### Given data
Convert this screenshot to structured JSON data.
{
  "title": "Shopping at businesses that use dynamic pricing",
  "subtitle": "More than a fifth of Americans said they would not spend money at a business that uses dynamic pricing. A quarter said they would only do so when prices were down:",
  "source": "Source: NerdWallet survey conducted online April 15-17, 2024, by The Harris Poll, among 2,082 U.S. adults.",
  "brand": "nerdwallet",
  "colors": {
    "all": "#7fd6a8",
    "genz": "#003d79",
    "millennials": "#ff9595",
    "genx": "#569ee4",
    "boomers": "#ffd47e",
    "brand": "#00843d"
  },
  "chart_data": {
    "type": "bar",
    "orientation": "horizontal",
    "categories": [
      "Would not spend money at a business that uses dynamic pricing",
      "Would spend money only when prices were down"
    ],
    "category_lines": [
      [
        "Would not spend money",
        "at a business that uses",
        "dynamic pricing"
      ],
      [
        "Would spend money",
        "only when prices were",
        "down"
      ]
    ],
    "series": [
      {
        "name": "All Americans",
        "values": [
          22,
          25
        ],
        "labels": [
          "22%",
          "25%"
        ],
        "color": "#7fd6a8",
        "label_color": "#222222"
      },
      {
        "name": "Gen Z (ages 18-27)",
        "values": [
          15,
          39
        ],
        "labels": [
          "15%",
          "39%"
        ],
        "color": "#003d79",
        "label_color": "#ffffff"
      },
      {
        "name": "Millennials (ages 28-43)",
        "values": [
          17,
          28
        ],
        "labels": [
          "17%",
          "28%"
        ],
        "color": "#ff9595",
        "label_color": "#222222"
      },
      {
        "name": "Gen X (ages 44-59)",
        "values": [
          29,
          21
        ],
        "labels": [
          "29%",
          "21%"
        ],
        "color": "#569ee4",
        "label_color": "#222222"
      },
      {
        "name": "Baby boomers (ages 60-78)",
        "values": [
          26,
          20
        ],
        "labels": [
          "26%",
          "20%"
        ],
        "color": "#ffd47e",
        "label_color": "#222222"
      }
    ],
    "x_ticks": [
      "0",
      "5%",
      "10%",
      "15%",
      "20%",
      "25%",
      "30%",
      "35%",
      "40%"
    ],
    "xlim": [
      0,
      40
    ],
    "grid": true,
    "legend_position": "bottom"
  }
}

### Requirement
Go through the material above line by line and copy it exactly.

### Task answer
Convert this screenshot to structured JSON data.
{
  "title": "Shopping at businesses that use dynamic pricing",
  "subtitle": "More than a fifth of Americans said they would not spend money at a business that uses dynamic pricing. A quarter said they would only do so when prices were down:",
  "source": "Source: NerdWallet survey conducted online April 15-17, 2024, by The Harris Poll, among 2,082 U.S. adults.",
  "brand": "nerdwallet",
  "colors": {
    "all": "#7fd6a8",
    "genz": "#003d79",
    "millennials": "#ff9595",
    "genx": "#569ee4",
    "boomers": "#ffd47e",
    "brand": "#00843d"
  },
  "chart_data": {
    "type": "bar",
    "orientation": "horizontal",
    "categories": [
      "Would not spend money at a business that uses dynamic pricing",
      "Would spend money only when prices were down"
    ],
    "category_lines": [
      [
        "Would not spend money",
        "at a business that uses",
        "dynamic pricing"
      ],
      [
        "Would spend money",
        "only when prices were",
        "down"
      ]
    ],
    "series": [
      {
        "name": "All Americans",
        "values": [
          22,
          25
        ],
        "labels": [
          "22%",
          "25%"
        ],
        "color": "#7fd6a8",
        "label_color": "#222222"
      },
      {
        "name": "Gen Z (ages 18-27)",
        "values": [
          15,
          39
        ],
        "labels": [
          "15%",
          "39%"
        ],
        "color": "#003d79",
        "label_color": "#ffffff"
      },
      {
        "name": "Millennials (ages 28-43)",
        "values": [
          17,
          28
        ],
        "labels": [
          "17%",
          "28%"
        ],
        "color": "#ff9595",
        "label_color": "#222222"
      },
      {
        "name": "Gen X (ages 44-59)",
        "values": [
          29,
          21
        ],
        "labels": [
          "29%",
          "21%"
        ],
        "color": "#569ee4",
        "label_color": "#222222"
      },
      {
        "name": "Baby boomers (ages 60-78)",
        "values": [
          26,
          20
        ],
        "labels": [
          "26%",
          "20%"
        ],
        "color": "#ffd47e",
        "label_color": "#222222"
      }
    ],
    "x_ticks": [
      "0",
      "5%",
      "10%",
      "15%",
      "20%",
      "25%",
      "30%",
      "35%",
      "40%"
    ],
    "xlim": [
      0,
      40
    ],
    "grid": true,
    "legend_position": "bottom"
  }
}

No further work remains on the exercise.